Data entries
* * * *

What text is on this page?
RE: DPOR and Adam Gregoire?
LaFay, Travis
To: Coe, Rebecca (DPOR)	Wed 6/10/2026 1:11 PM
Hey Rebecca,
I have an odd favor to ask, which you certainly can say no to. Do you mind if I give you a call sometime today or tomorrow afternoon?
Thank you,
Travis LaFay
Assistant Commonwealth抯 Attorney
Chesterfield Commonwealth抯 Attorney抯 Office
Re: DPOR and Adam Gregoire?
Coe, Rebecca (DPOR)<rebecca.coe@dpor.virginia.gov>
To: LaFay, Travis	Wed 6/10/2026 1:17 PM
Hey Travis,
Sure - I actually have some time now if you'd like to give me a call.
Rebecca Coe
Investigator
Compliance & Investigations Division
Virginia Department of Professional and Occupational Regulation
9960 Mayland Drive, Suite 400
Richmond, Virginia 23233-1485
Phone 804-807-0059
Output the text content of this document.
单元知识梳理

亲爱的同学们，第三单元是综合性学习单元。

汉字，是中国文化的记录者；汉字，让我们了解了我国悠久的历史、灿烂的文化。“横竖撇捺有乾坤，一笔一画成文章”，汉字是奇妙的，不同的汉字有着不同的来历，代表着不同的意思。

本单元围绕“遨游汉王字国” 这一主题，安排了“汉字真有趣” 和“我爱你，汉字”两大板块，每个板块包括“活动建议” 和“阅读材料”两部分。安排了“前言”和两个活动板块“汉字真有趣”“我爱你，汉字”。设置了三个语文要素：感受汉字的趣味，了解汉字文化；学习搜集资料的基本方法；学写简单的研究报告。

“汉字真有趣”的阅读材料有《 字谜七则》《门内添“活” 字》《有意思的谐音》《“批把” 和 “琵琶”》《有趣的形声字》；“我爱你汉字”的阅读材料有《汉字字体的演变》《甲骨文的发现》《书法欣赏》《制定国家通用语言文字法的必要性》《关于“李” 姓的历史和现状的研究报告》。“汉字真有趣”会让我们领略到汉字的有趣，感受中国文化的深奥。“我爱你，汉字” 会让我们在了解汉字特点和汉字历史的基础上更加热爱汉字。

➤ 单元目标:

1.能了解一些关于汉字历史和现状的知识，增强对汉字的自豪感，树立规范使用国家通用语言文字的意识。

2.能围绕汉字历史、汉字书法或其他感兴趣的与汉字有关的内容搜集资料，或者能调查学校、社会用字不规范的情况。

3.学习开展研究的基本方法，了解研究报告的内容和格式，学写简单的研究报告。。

* * * *

→ **Instructions to follow**
Return every record above exactly as it appears.

→ **Reply to the exercise**
What text is on this page?
RE: DPOR and Adam Gregoire?
LaFay, Travis
To: Coe, Rebecca (DPOR)	Wed 6/10/2026 1:11 PM
Hey Rebecca,
I have an odd favor to ask, which you certainly can say no to. Do you mind if I give you a call sometime today or tomorrow afternoon?
Thank you,
Travis LaFay
Assistant Commonwealth抯 Attorney
Chesterfield Commonwealth抯 Attorney抯 Office
Re: DPOR and Adam Gregoire?
Coe, Rebecca (DPOR)<rebecca.coe@dpor.virginia.gov>
To: LaFay, Travis	Wed 6/10/2026 1:17 PM
Hey Travis,
Sure - I actually have some time now if you'd like to give me a call.
Rebecca Coe
Investigator
Compliance & Investigations Division
Virginia Department of Professional and Occupational Regulation
9960 Mayland Drive, Suite 400
Richmond, Virginia 23233-1485
Phone 804-807-0059
Output the text content of this document.
单元知识梳理

亲爱的同学们，第三单元是综合性学习单元。

汉字，是中国文化的记录者；汉字，让我们了解了我国悠久的历史、灿烂的文化。“横竖撇捺有乾坤，一笔一画成文章”，汉字是奇妙的，不同的汉字有着不同的来历，代表着不同的意思。

本单元围绕“遨游汉王字国” 这一主题，安排了“汉字真有趣” 和“我爱你，汉字”两大板块，每个板块包括“活动建议” 和“阅读材料”两部分。安排了“前言”和两个活动板块“汉字真有趣”“我爱你，汉字”。设置了三个语文要素：感受汉字的趣味，了解汉字文化；学习搜集资料的基本方法；学写简单的研究报告。

“汉字真有趣”的阅读材料有《 字谜七则》《门内添“活” 字》《有意思的谐音》《“批把” 和 “琵琶”》《有趣的形声字》；“我爱你汉字”的阅读材料有《汉字字体的演变》《甲骨文的发现》《书法欣赏》《制定国家通用语言文字法的必要性》《关于“李” 姓的历史和现状的研究报告》。“汉字真有趣”会让我们领略到汉字的有趣，感受中国文化的深奥。“我爱你，汉字” 会让我们在了解汉字特点和汉字历史的基础上更加热爱汉字。

➤ 单元目标:

1.能了解一些关于汉字历史和现状的知识，增强对汉字的自豪感，树立规范使用国家通用语言文字的意识。

2.能围绕汉字历史、汉字书法或其他感兴趣的与汉字有关的内容搜集资料，或者能调查学校、社会用字不规范的情况。

3.学习开展研究的基本方法，了解研究报告的内容和格式，学写简单的研究报告。。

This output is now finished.